Records for this task.
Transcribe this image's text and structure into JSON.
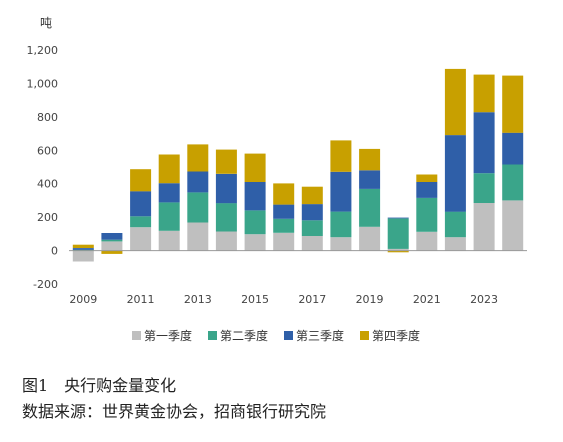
{
  "chart_data": {
    "type": "bar",
    "stacked": true,
    "unit_label": "吨",
    "x_tick_labels": [
      "2009",
      "2011",
      "2013",
      "2015",
      "2017",
      "2019",
      "2021",
      "2023"
    ],
    "categories": [
      "2009",
      "2010",
      "2011",
      "2012",
      "2013",
      "2014",
      "2015",
      "2016",
      "2017",
      "2018",
      "2019",
      "2020",
      "2021",
      "2022",
      "2023",
      "2024"
    ],
    "series": [
      {
        "name": "第一季度",
        "color": "#bfbfbf",
        "values": [
          -65,
          55,
          140,
          118,
          168,
          114,
          98,
          106,
          87,
          80,
          142,
          10,
          112,
          80,
          285,
          300
        ]
      },
      {
        "name": "第二季度",
        "color": "#3aa58a",
        "values": [
          5,
          10,
          65,
          170,
          180,
          170,
          142,
          84,
          94,
          153,
          227,
          182,
          203,
          153,
          178,
          215
        ]
      },
      {
        "name": "第三季度",
        "color": "#2f5fa8",
        "values": [
          10,
          40,
          150,
          115,
          125,
          175,
          170,
          85,
          97,
          238,
          111,
          5,
          95,
          458,
          365,
          190
        ]
      },
      {
        "name": "第四季度",
        "color": "#c8a000",
        "values": [
          20,
          -20,
          132,
          172,
          162,
          145,
          170,
          127,
          104,
          188,
          128,
          -10,
          45,
          396,
          225,
          342
        ]
      }
    ],
    "ylim": [
      -200,
      1200
    ],
    "yticks": [
      -200,
      0,
      200,
      400,
      600,
      800,
      1000,
      1200
    ],
    "ytick_labels": [
      "-200",
      "0",
      "200",
      "400",
      "600",
      "800",
      "1,000",
      "1,200"
    ],
    "grid": false,
    "legend_position": "bottom"
  },
  "caption": {
    "title": "图1　央行购金量变化",
    "source": "数据来源：世界黄金协会，招商银行研究院"
  }
}
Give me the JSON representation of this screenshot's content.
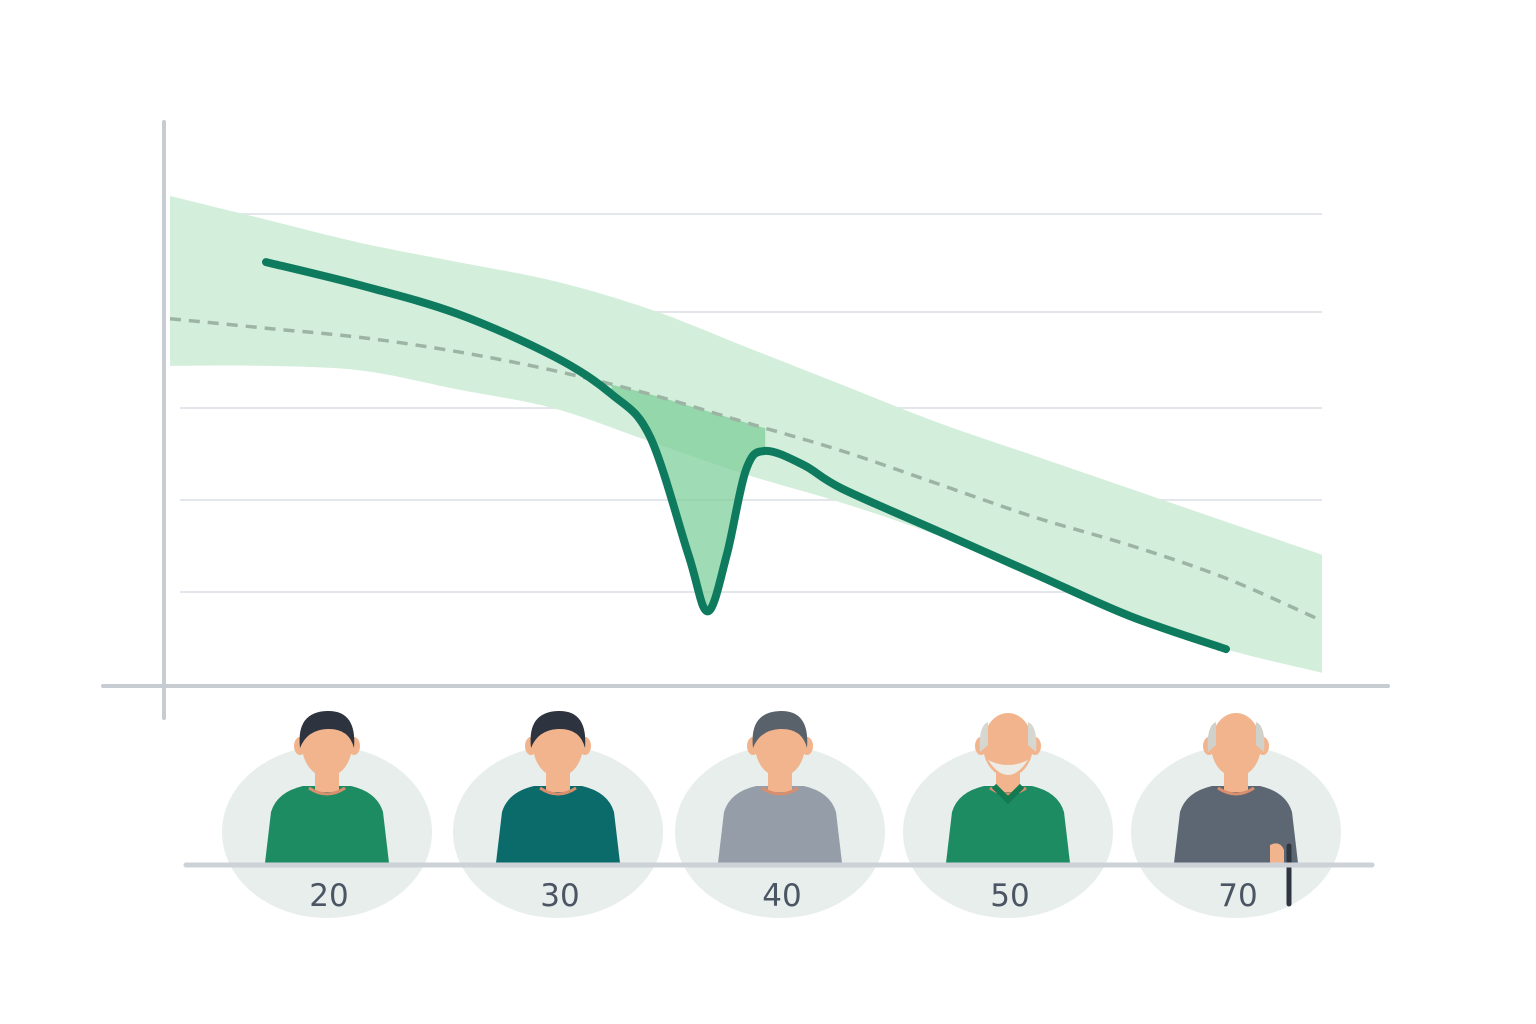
{
  "chart_data": {
    "type": "line",
    "title": "",
    "xlabel": "",
    "ylabel": "",
    "xlim": [
      15,
      75
    ],
    "ylim": [
      0,
      100
    ],
    "grid": true,
    "legend": "none",
    "x_tick_labels": [
      "20",
      "30",
      "40",
      "50",
      "70"
    ],
    "series": [
      {
        "style": "solid",
        "x": [
          20,
          25,
          30,
          35,
          38,
          40,
          42,
          43,
          44,
          45,
          46,
          48,
          50,
          55,
          60,
          65,
          70
        ],
        "values": [
          86,
          81,
          75,
          66,
          58,
          49,
          24,
          12,
          24,
          42,
          46,
          43,
          38,
          29,
          20,
          11,
          4
        ]
      },
      {
        "style": "dashed",
        "x": [
          15,
          20,
          25,
          30,
          35,
          40,
          45,
          50,
          55,
          60,
          65,
          70,
          75
        ],
        "values": [
          74,
          72,
          70,
          67,
          63,
          58,
          52,
          46,
          39,
          32,
          26,
          19,
          10
        ]
      },
      {
        "style": "band",
        "x": [
          15,
          20,
          25,
          30,
          35,
          40,
          45,
          50,
          55,
          60,
          65,
          70,
          75
        ],
        "upper": [
          100,
          95,
          90,
          86,
          82,
          76,
          68,
          60,
          52,
          45,
          38,
          31,
          24
        ],
        "lower": [
          64,
          64,
          63,
          59,
          55,
          48,
          41,
          35,
          28,
          19,
          11,
          4,
          -1
        ]
      }
    ]
  },
  "figures": [
    {
      "age": "20",
      "icon": "young-man-icon",
      "shirt": "#1e8c62",
      "hair": "#2d3440"
    },
    {
      "age": "30",
      "icon": "adult-man-icon",
      "shirt": "#0b6b6b",
      "hair": "#2d3440"
    },
    {
      "age": "40",
      "icon": "middle-aged-man-icon",
      "shirt": "#959ea8",
      "hair": "#59616a"
    },
    {
      "age": "50",
      "icon": "bearded-older-man-icon",
      "shirt": "#1e8c62",
      "hair": "#d7d7d2"
    },
    {
      "age": "70",
      "icon": "elderly-man-with-cane-icon",
      "shirt": "#5d6673",
      "hair": "#d1d1cc"
    }
  ],
  "colors": {
    "line": "#0e7a5e",
    "band": "#d3eedb",
    "band_dip": "#7fcf9b",
    "dashed": "#9db4a4",
    "grid": "#e3e6ea",
    "axis": "#c7ccd3",
    "skin": "#f2b48c",
    "halo": "#e7eeec"
  }
}
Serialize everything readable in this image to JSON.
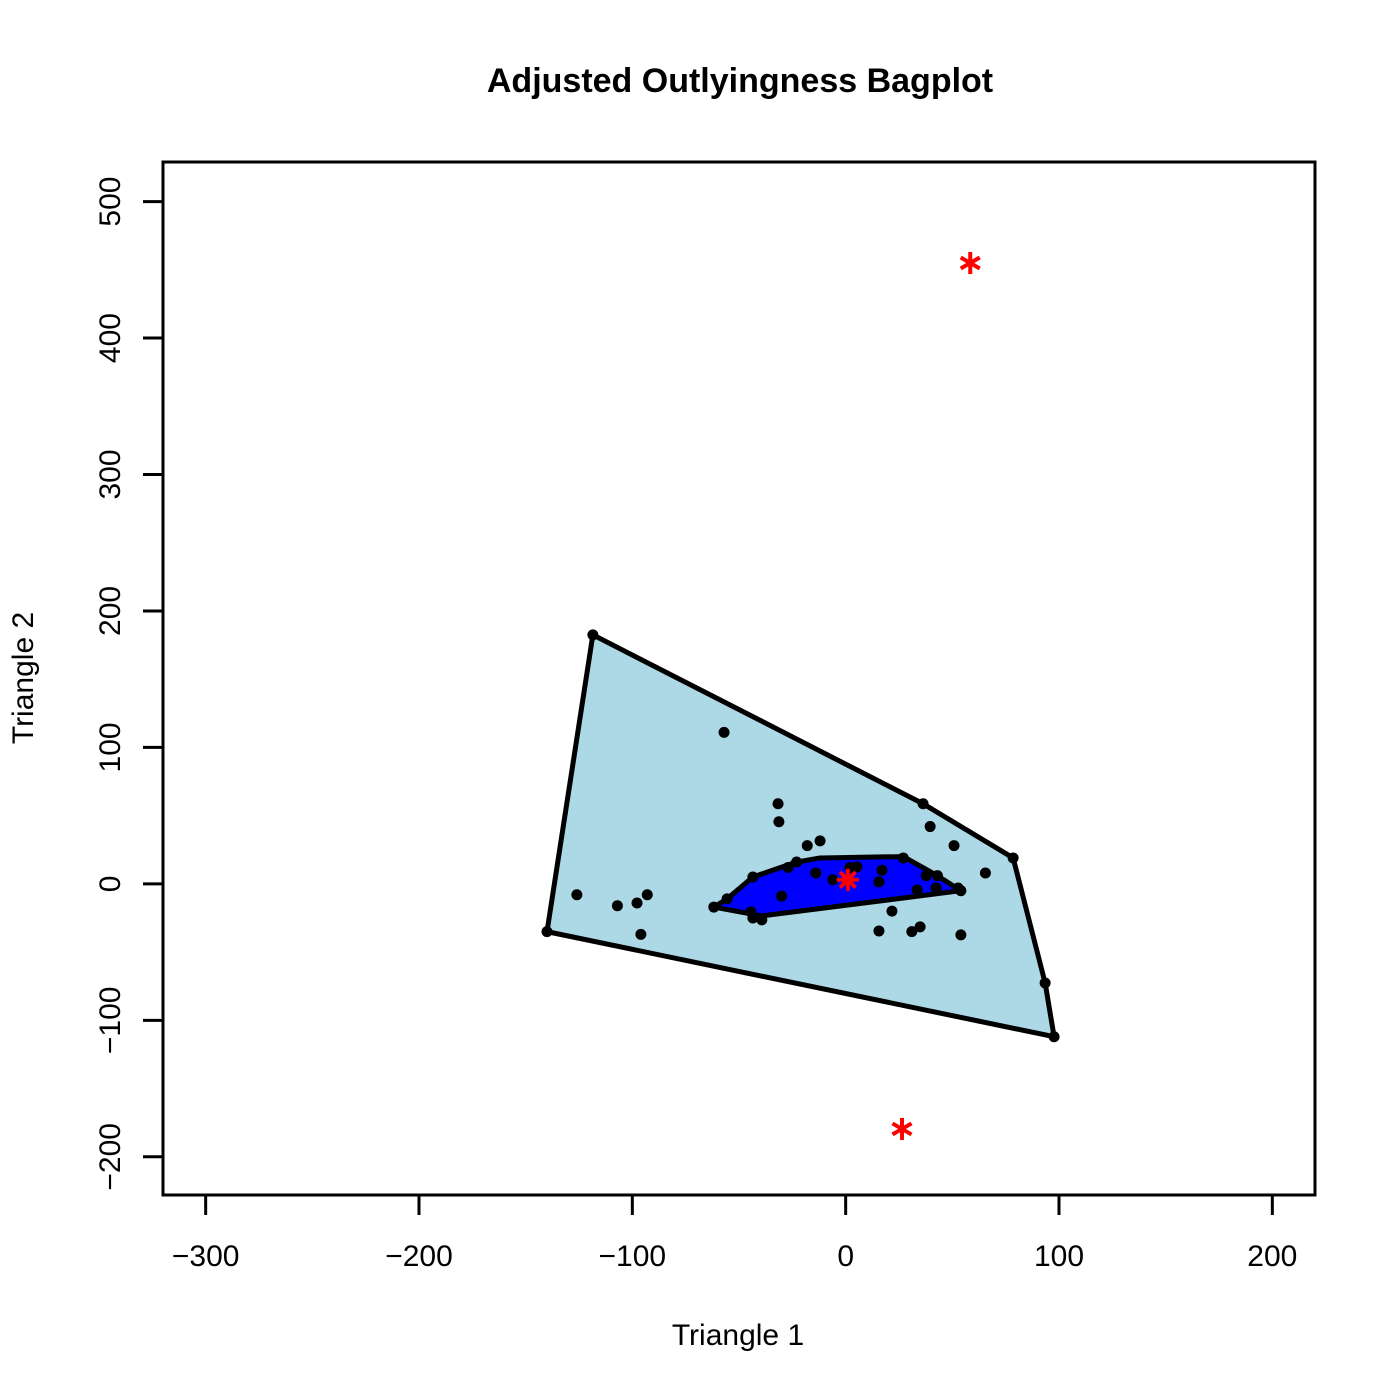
{
  "chart_data": {
    "type": "bagplot",
    "title": "Adjusted Outlyingness Bagplot",
    "xlabel": "Triangle 1",
    "ylabel": "Triangle 2",
    "xlim": [
      -320,
      220
    ],
    "ylim": [
      -228,
      529
    ],
    "xticks": [
      {
        "value": -300,
        "label": "−300"
      },
      {
        "value": -200,
        "label": "−200"
      },
      {
        "value": -100,
        "label": "−100"
      },
      0,
      100,
      200
    ],
    "yticks": [
      {
        "value": -200,
        "label": "−200"
      },
      {
        "value": -100,
        "label": "−100"
      },
      0,
      100,
      200,
      300,
      400,
      500
    ],
    "loop": {
      "color": "#add8e6",
      "x": [
        -118.5,
        36.3,
        78.5,
        93.5,
        97.7,
        -140
      ],
      "y": [
        182.5,
        58.7,
        19,
        -72.6,
        -112,
        -35
      ]
    },
    "bag": {
      "color": "#0000ff",
      "x": [
        -61.8,
        -55.6,
        -43.5,
        -23,
        -12,
        27,
        43,
        54,
        -39.3
      ],
      "y": [
        -17,
        -11,
        5,
        16,
        19,
        20,
        6,
        -5,
        -23.5
      ]
    },
    "points": {
      "color": "#000000",
      "x": [
        -118.5,
        -140,
        36.3,
        78.5,
        93.5,
        97.7,
        -126,
        -107,
        -97.8,
        -93,
        -96,
        -57,
        -31.7,
        -31.3,
        -12,
        -18,
        -23,
        -27,
        -14,
        -6,
        -43.5,
        -55.6,
        -61.8,
        -44.4,
        -43.5,
        -39.3,
        -30,
        2,
        5.3,
        27,
        17,
        15.6,
        21.7,
        15.6,
        31,
        34.9,
        39.6,
        50.8,
        65.5,
        37.8,
        43,
        33.5,
        42.4,
        52.7,
        54,
        54
      ],
      "y": [
        182.5,
        -35,
        58.7,
        19,
        -72.6,
        -112,
        -8,
        -16,
        -14,
        -8,
        -37,
        111,
        58.7,
        45.5,
        31.5,
        28,
        16,
        12,
        8,
        3,
        5,
        -11,
        -17,
        -20.5,
        -25,
        -26.4,
        -9,
        12,
        12.5,
        19,
        10,
        1.5,
        -20,
        -34.5,
        -35,
        -31.5,
        42,
        28,
        8,
        6,
        6,
        -4.4,
        -3,
        -3,
        -5,
        -37.4
      ]
    },
    "outliers": {
      "color": "#ff0000",
      "x": [
        58.4,
        26.4
      ],
      "y": [
        455,
        -179.6
      ]
    },
    "center": {
      "color": "#ff0000",
      "x": [
        1
      ],
      "y": [
        3
      ]
    }
  }
}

Directions for this task.
Print the records above exactly as they stand, but leave out the pictures.

Correct answer.
Transcribe this image's text and structure into JSON.
{
  "chart_data": {
    "type": "bar",
    "stacked": true,
    "unit_label": "吨",
    "x_tick_labels": [
      "2009",
      "2011",
      "2013",
      "2015",
      "2017",
      "2019",
      "2021",
      "2023"
    ],
    "categories": [
      "2009",
      "2010",
      "2011",
      "2012",
      "2013",
      "2014",
      "2015",
      "2016",
      "2017",
      "2018",
      "2019",
      "2020",
      "2021",
      "2022",
      "2023",
      "2024"
    ],
    "series": [
      {
        "name": "第一季度",
        "color": "#bfbfbf",
        "values": [
          -65,
          55,
          140,
          118,
          168,
          114,
          98,
          106,
          87,
          80,
          142,
          10,
          112,
          80,
          285,
          300
        ]
      },
      {
        "name": "第二季度",
        "color": "#3aa58a",
        "values": [
          5,
          10,
          65,
          170,
          180,
          170,
          142,
          84,
          94,
          153,
          227,
          182,
          203,
          153,
          178,
          215
        ]
      },
      {
        "name": "第三季度",
        "color": "#2f5fa8",
        "values": [
          10,
          40,
          150,
          115,
          125,
          175,
          170,
          85,
          97,
          238,
          111,
          5,
          95,
          458,
          365,
          190
        ]
      },
      {
        "name": "第四季度",
        "color": "#c8a000",
        "values": [
          20,
          -20,
          132,
          172,
          162,
          145,
          170,
          127,
          104,
          188,
          128,
          -10,
          45,
          396,
          225,
          342
        ]
      }
    ],
    "ylim": [
      -200,
      1200
    ],
    "yticks": [
      -200,
      0,
      200,
      400,
      600,
      800,
      1000,
      1200
    ],
    "ytick_labels": [
      "-200",
      "0",
      "200",
      "400",
      "600",
      "800",
      "1,000",
      "1,200"
    ],
    "grid": false,
    "legend_position": "bottom"
  },
  "caption": {
    "title": "图1　央行购金量变化",
    "source": "数据来源：世界黄金协会，招商银行研究院"
  }
}
Give me the JSON representation of this screenshot's content.
{
  "chart_data": {
    "type": "line",
    "title": "",
    "xlabel": "",
    "ylabel": "",
    "xlim": [
      15,
      75
    ],
    "ylim": [
      0,
      100
    ],
    "grid": true,
    "legend": "none",
    "x_tick_labels": [
      "20",
      "30",
      "40",
      "50",
      "70"
    ],
    "series": [
      {
        "style": "solid",
        "x": [
          20,
          25,
          30,
          35,
          38,
          40,
          42,
          43,
          44,
          45,
          46,
          48,
          50,
          55,
          60,
          65,
          70
        ],
        "values": [
          86,
          81,
          75,
          66,
          58,
          49,
          24,
          12,
          24,
          42,
          46,
          43,
          38,
          29,
          20,
          11,
          4
        ]
      },
      {
        "style": "dashed",
        "x": [
          15,
          20,
          25,
          30,
          35,
          40,
          45,
          50,
          55,
          60,
          65,
          70,
          75
        ],
        "values": [
          74,
          72,
          70,
          67,
          63,
          58,
          52,
          46,
          39,
          32,
          26,
          19,
          10
        ]
      },
      {
        "style": "band",
        "x": [
          15,
          20,
          25,
          30,
          35,
          40,
          45,
          50,
          55,
          60,
          65,
          70,
          75
        ],
        "upper": [
          100,
          95,
          90,
          86,
          82,
          76,
          68,
          60,
          52,
          45,
          38,
          31,
          24
        ],
        "lower": [
          64,
          64,
          63,
          59,
          55,
          48,
          41,
          35,
          28,
          19,
          11,
          4,
          -1
        ]
      }
    ]
  },
  "figures": [
    {
      "age": "20",
      "icon": "young-man-icon",
      "shirt": "#1e8c62",
      "hair": "#2d3440"
    },
    {
      "age": "30",
      "icon": "adult-man-icon",
      "shirt": "#0b6b6b",
      "hair": "#2d3440"
    },
    {
      "age": "40",
      "icon": "middle-aged-man-icon",
      "shirt": "#959ea8",
      "hair": "#59616a"
    },
    {
      "age": "50",
      "icon": "bearded-older-man-icon",
      "shirt": "#1e8c62",
      "hair": "#d7d7d2"
    },
    {
      "age": "70",
      "icon": "elderly-man-with-cane-icon",
      "shirt": "#5d6673",
      "hair": "#d1d1cc"
    }
  ],
  "colors": {
    "line": "#0e7a5e",
    "band": "#d3eedb",
    "band_dip": "#7fcf9b",
    "dashed": "#9db4a4",
    "grid": "#e3e6ea",
    "axis": "#c7ccd3",
    "skin": "#f2b48c",
    "halo": "#e7eeec"
  }
}
Serialize everything readable in this image to JSON.
{
  "chart_data": {
    "type": "bagplot",
    "title": "Adjusted Outlyingness Bagplot",
    "xlabel": "Triangle 1",
    "ylabel": "Triangle 2",
    "xlim": [
      -320,
      220
    ],
    "ylim": [
      -228,
      529
    ],
    "xticks": [
      {
        "value": -300,
        "label": "−300"
      },
      {
        "value": -200,
        "label": "−200"
      },
      {
        "value": -100,
        "label": "−100"
      },
      0,
      100,
      200
    ],
    "yticks": [
      {
        "value": -200,
        "label": "−200"
      },
      {
        "value": -100,
        "label": "−100"
      },
      0,
      100,
      200,
      300,
      400,
      500
    ],
    "loop": {
      "color": "#add8e6",
      "x": [
        -118.5,
        36.3,
        78.5,
        93.5,
        97.7,
        -140
      ],
      "y": [
        182.5,
        58.7,
        19,
        -72.6,
        -112,
        -35
      ]
    },
    "bag": {
      "color": "#0000ff",
      "x": [
        -61.8,
        -55.6,
        -43.5,
        -23,
        -12,
        27,
        43,
        54,
        -39.3
      ],
      "y": [
        -17,
        -11,
        5,
        16,
        19,
        20,
        6,
        -5,
        -23.5
      ]
    },
    "points": {
      "color": "#000000",
      "x": [
        -118.5,
        -140,
        36.3,
        78.5,
        93.5,
        97.7,
        -126,
        -107,
        -97.8,
        -93,
        -96,
        -57,
        -31.7,
        -31.3,
        -12,
        -18,
        -23,
        -27,
        -14,
        -6,
        -43.5,
        -55.6,
        -61.8,
        -44.4,
        -43.5,
        -39.3,
        -30,
        2,
        5.3,
        27,
        17,
        15.6,
        21.7,
        15.6,
        31,
        34.9,
        39.6,
        50.8,
        65.5,
        37.8,
        43,
        33.5,
        42.4,
        52.7,
        54,
        54
      ],
      "y": [
        182.5,
        -35,
        58.7,
        19,
        -72.6,
        -112,
        -8,
        -16,
        -14,
        -8,
        -37,
        111,
        58.7,
        45.5,
        31.5,
        28,
        16,
        12,
        8,
        3,
        5,
        -11,
        -17,
        -20.5,
        -25,
        -26.4,
        -9,
        12,
        12.5,
        19,
        10,
        1.5,
        -20,
        -34.5,
        -35,
        -31.5,
        42,
        28,
        8,
        6,
        6,
        -4.4,
        -3,
        -3,
        -5,
        -37.4
      ]
    },
    "outliers": {
      "color": "#ff0000",
      "x": [
        58.4,
        26.4
      ],
      "y": [
        455,
        -179.6
      ]
    },
    "center": {
      "color": "#ff0000",
      "x": [
        1
      ],
      "y": [
        3
      ]
    }
  }
}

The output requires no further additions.